Excerpt to read

____________________

A stone of mass m is tied at one end of a light inextensible... | Physics - Circular Motion | SolveeIt

Question

A stone of mass $m$ is tied at one end of a light inextensible thread. A boy holds the free end of the thread by one hand and then moves the end of the thread at a constant angular velocity $\omega$ on a horizontal circular path of radius $r$ . Length of the thread between the stone and the end held by the boy is $l$ .

(a) If the experiment is performed in a free space, how will the stone move?

(b) In free space conditions, determine the tensile fore developed in the thread in terms of $r$ , $\omega$ , $l$ and $m$ .

(c) Neglect effect of gravity but consider air, determine radius of the circular path of the stone. Force of air resistance that follows the law $\vec{f} = -k\vec{v}$ , where $k$ is a constant and $\vec{v}$ is velocity of the stone. Calculate Radius of Path

(d) Describe qualitatively, what will happen if gravity is present but no air resistance.

(e) Describe qualitatively, what will happen if gravity and air resistance both are.

Answer

(a) The stone will move in a horizontal circular path of radius $R_S = r+l$ (or $|r-l|$ ), centered at the same point as the boy's hand's path, with a constant angular velocity $\omega$ .

(b) The tensile force developed in the thread is $T = m (r+l) \omega^2$ .

____________________

Stored records:
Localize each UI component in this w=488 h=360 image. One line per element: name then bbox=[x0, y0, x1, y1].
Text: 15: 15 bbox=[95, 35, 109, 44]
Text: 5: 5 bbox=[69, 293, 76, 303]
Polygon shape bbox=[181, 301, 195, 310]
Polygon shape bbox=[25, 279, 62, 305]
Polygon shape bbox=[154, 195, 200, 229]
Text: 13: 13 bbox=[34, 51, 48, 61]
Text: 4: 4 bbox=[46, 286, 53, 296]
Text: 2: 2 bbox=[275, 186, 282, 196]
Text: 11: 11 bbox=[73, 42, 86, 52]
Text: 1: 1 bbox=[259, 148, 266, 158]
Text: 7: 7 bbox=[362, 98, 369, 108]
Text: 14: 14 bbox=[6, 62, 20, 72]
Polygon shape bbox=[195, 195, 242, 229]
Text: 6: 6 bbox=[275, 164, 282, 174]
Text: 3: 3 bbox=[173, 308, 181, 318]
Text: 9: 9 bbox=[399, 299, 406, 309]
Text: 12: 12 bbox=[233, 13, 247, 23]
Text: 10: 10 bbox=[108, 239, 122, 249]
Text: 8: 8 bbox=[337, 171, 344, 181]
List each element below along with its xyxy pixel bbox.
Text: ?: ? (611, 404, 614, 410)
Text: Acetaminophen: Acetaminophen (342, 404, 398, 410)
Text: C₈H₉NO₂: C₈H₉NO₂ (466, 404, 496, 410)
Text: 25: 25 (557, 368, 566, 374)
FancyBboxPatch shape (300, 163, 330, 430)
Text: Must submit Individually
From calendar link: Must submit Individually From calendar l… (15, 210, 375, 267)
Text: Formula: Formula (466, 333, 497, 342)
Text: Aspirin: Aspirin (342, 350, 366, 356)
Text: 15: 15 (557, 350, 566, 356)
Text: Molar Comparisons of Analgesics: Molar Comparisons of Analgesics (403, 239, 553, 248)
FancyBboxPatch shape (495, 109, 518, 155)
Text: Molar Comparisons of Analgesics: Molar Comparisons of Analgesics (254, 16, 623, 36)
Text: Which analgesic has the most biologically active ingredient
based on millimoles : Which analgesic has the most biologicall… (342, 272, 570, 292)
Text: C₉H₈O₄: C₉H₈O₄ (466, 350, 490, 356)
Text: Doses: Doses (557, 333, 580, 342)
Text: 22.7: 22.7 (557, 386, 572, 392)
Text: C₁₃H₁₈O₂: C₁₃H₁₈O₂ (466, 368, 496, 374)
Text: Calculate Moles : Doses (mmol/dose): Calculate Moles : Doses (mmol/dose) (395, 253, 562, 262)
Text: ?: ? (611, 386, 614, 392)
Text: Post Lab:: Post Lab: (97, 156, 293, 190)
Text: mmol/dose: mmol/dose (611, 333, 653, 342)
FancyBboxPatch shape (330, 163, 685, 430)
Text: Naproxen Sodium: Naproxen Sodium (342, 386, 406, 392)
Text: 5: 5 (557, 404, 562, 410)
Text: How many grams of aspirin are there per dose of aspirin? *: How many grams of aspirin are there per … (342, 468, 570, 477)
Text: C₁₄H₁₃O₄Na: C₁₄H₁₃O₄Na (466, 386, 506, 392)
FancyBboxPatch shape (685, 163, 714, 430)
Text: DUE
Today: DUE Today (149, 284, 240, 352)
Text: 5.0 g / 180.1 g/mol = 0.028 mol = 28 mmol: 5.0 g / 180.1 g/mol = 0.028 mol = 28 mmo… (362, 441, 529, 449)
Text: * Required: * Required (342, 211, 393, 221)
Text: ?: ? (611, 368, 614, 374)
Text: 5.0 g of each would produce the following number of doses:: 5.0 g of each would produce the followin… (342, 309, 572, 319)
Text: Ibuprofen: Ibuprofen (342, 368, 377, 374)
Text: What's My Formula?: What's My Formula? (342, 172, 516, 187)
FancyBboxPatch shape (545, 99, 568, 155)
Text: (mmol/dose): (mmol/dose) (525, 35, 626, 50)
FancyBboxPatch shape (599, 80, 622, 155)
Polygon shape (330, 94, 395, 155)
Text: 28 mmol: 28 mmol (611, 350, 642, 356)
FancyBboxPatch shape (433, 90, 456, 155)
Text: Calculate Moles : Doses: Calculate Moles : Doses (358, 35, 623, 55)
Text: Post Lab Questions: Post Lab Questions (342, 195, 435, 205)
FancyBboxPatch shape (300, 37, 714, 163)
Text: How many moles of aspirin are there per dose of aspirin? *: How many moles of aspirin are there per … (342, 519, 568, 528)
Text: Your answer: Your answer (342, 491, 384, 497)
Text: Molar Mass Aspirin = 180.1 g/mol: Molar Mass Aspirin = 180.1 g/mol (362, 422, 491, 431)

____________________

Work to complete
1. In the circular motion problem, reproduce the passage from "A stone of mass $m$" to "no air resistance." word for word.
2. Answer these from the circular motion problem:
(a) In the air resistance law given in part (c), what does the letter k stand for?
(b) According to the answer to part (a), what is the radius of the stone's circular path in free space?
(c) What expression does the answer give for the tensile force in the thread?
3. Extend the circular motion problem page beyond its final sentence.

Task-by-task outputs
1.
A stone of mass $m$ is tied at one end of a light inextensible thread. A boy holds the free end of the thread by one hand and then moves the end of the thread at a constant angular velocity $\omega$ on a horizontal circular path of radius $r$ . Length of the thread between the stone and the end held by the boy is $l$ .

(a) If the experiment is performed in a free space, how will the stone move?

(b) In free space conditions, determine the tensile fore developed in the thread in terms of $r$ , $\omega$ , $l$ and $m$ .

(c) Neglect effect of gravity but consider air, determine radius of the circular path of the stone. Force of air resistance that follows the law $\vec{f} = -k\vec{v}$ , where $k$ is a constant and $\vec{v}$ is velocity of the stone. Calculate Radius of Path

(d) Describe qualitatively, what will happen if gravity is present but no air resistance.

2.
(a) A constant.
(b) r + l (or |r − l|).
(c) T = m(r + l)ω².

3.
(c) The radius of the circular path of the stone is $R_S = \frac{r m\omega + \sqrt{l^2((m\omega)^2 + k^2) - r^2 k^2}}{\sqrt{(m\omega)^2 + k^2}}$ .

(d) If gravity is present but no air resistance, the stone will move in a horizontal circular path at a lower level than the boy's hand. The thread will be inclined downwards, forming a conical pendulum.

(e) If gravity and air resistance are both present, the stone will move in a horizontal circular path at a lower level. The thread will be inclined downwards (due to gravity) and also angled backward tangentially (to overcome air resistance).

Explanation

Solution

The problem describes a stone of mass $m$ tied to a light inextensible thread of length $l$ . A boy moves the free end of the thread in a horizontal circular path of radius $r$ with a constant angular velocity $\omega$ . We need to analyze the motion of the stone under different conditions.

(a) If the experiment is performed in a free space, how will the stone move?

In free space, there is no gravity and no air resistance. The only force acting on the stone is the tension in the thread. The boy's hand moves in a circle of radius $r$ with angular velocity $\omega$ . For the stone to maintain a steady circular motion, it must also move with the same angular velocity $\omega$ around the same center as the boy's hand.

Let the center of the circular path of the boy's hand be the origin. The hand's position vector is $\vec{R}_H$ . The stone's position vector is $\vec{R}_S$ . The length of the thread is $l$ , so $|\vec{R}_S - \vec{R}_H| = l$ .

For the stone to move in a stable circular path of radius $R_S$ around the origin with angular velocity $\omega$ , the tension in the thread must provide the necessary centripetal force. This means the tension force must be directed towards the center of the stone's circular path (the origin).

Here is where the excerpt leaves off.